(Records from a collection of figures)
━━━

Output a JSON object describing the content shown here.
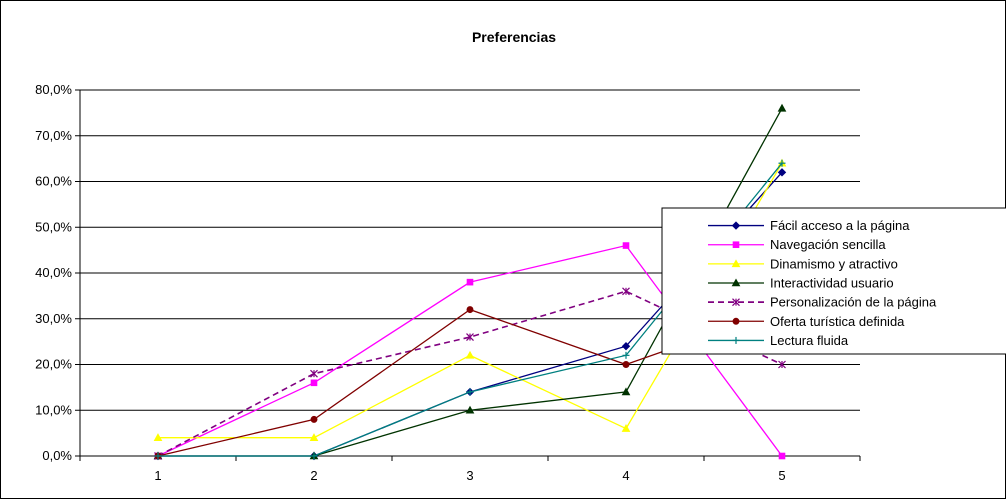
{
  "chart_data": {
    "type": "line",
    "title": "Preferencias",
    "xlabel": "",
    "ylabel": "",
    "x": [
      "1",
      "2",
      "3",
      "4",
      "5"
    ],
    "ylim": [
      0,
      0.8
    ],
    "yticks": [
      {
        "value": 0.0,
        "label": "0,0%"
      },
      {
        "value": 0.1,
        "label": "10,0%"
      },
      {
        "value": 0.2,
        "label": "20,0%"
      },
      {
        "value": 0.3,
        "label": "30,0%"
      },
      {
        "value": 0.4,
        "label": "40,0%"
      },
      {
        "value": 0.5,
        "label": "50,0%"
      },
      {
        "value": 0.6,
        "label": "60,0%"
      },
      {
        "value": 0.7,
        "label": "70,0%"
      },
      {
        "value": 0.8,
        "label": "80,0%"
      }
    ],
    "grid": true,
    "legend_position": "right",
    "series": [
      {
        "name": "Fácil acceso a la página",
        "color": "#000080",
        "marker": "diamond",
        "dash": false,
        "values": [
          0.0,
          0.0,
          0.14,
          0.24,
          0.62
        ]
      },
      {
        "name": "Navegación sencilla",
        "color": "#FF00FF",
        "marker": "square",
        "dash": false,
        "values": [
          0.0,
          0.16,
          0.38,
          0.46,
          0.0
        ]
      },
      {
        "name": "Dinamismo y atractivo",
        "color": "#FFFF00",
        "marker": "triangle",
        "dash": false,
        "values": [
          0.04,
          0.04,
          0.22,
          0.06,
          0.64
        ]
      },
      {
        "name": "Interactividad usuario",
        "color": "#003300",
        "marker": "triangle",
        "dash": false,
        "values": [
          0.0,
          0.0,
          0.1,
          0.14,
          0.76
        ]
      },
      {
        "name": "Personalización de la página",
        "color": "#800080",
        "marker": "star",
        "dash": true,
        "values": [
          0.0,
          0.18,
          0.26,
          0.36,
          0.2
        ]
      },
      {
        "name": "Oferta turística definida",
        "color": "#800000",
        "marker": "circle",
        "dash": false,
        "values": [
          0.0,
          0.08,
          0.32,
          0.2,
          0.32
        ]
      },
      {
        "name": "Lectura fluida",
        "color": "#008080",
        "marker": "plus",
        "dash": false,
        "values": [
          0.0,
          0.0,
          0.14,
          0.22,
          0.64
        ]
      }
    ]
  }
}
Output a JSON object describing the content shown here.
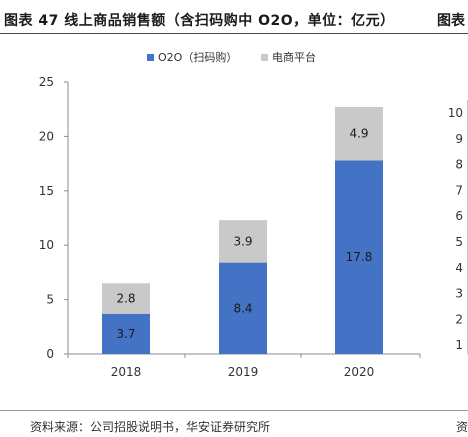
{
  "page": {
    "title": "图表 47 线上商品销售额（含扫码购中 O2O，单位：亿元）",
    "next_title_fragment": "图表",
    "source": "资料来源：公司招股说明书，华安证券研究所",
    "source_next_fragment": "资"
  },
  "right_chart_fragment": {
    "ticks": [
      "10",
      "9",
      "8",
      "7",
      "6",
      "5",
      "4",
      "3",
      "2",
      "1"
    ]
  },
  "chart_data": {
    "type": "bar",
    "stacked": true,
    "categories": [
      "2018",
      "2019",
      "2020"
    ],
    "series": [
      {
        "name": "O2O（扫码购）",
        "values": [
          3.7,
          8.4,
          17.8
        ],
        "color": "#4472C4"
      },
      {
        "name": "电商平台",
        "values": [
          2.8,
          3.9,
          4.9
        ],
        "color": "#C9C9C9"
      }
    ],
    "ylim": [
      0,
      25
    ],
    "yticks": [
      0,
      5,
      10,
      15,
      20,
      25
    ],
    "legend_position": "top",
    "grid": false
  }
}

━━━

(Requirements) Each entry must be retyped word for word, with every image omitted.

(Output for this exercise)
Output a JSON object describing the content shown here.
{
  "chart_data": {
    "type": "line",
    "title": "Preferencias",
    "xlabel": "",
    "ylabel": "",
    "x": [
      "1",
      "2",
      "3",
      "4",
      "5"
    ],
    "ylim": [
      0,
      0.8
    ],
    "yticks": [
      {
        "value": 0.0,
        "label": "0,0%"
      },
      {
        "value": 0.1,
        "label": "10,0%"
      },
      {
        "value": 0.2,
        "label": "20,0%"
      },
      {
        "value": 0.3,
        "label": "30,0%"
      },
      {
        "value": 0.4,
        "label": "40,0%"
      },
      {
        "value": 0.5,
        "label": "50,0%"
      },
      {
        "value": 0.6,
        "label": "60,0%"
      },
      {
        "value": 0.7,
        "label": "70,0%"
      },
      {
        "value": 0.8,
        "label": "80,0%"
      }
    ],
    "grid": true,
    "legend_position": "right",
    "series": [
      {
        "name": "Fácil acceso a la página",
        "color": "#000080",
        "marker": "diamond",
        "dash": false,
        "values": [
          0.0,
          0.0,
          0.14,
          0.24,
          0.62
        ]
      },
      {
        "name": "Navegación sencilla",
        "color": "#FF00FF",
        "marker": "square",
        "dash": false,
        "values": [
          0.0,
          0.16,
          0.38,
          0.46,
          0.0
        ]
      },
      {
        "name": "Dinamismo y atractivo",
        "color": "#FFFF00",
        "marker": "triangle",
        "dash": false,
        "values": [
          0.04,
          0.04,
          0.22,
          0.06,
          0.64
        ]
      },
      {
        "name": "Interactividad usuario",
        "color": "#003300",
        "marker": "triangle",
        "dash": false,
        "values": [
          0.0,
          0.0,
          0.1,
          0.14,
          0.76
        ]
      },
      {
        "name": "Personalización de la página",
        "color": "#800080",
        "marker": "star",
        "dash": true,
        "values": [
          0.0,
          0.18,
          0.26,
          0.36,
          0.2
        ]
      },
      {
        "name": "Oferta turística definida",
        "color": "#800000",
        "marker": "circle",
        "dash": false,
        "values": [
          0.0,
          0.08,
          0.32,
          0.2,
          0.32
        ]
      },
      {
        "name": "Lectura fluida",
        "color": "#008080",
        "marker": "plus",
        "dash": false,
        "values": [
          0.0,
          0.0,
          0.14,
          0.22,
          0.64
        ]
      }
    ]
  }
}
Output a JSON object describing the content shown here.
{
  "page": {
    "title": "图表 47 线上商品销售额（含扫码购中 O2O，单位：亿元）",
    "next_title_fragment": "图表",
    "source": "资料来源：公司招股说明书，华安证券研究所",
    "source_next_fragment": "资"
  },
  "right_chart_fragment": {
    "ticks": [
      "10",
      "9",
      "8",
      "7",
      "6",
      "5",
      "4",
      "3",
      "2",
      "1"
    ]
  },
  "chart_data": {
    "type": "bar",
    "stacked": true,
    "categories": [
      "2018",
      "2019",
      "2020"
    ],
    "series": [
      {
        "name": "O2O（扫码购）",
        "values": [
          3.7,
          8.4,
          17.8
        ],
        "color": "#4472C4"
      },
      {
        "name": "电商平台",
        "values": [
          2.8,
          3.9,
          4.9
        ],
        "color": "#C9C9C9"
      }
    ],
    "ylim": [
      0,
      25
    ],
    "yticks": [
      0,
      5,
      10,
      15,
      20,
      25
    ],
    "legend_position": "top",
    "grid": false
  }
}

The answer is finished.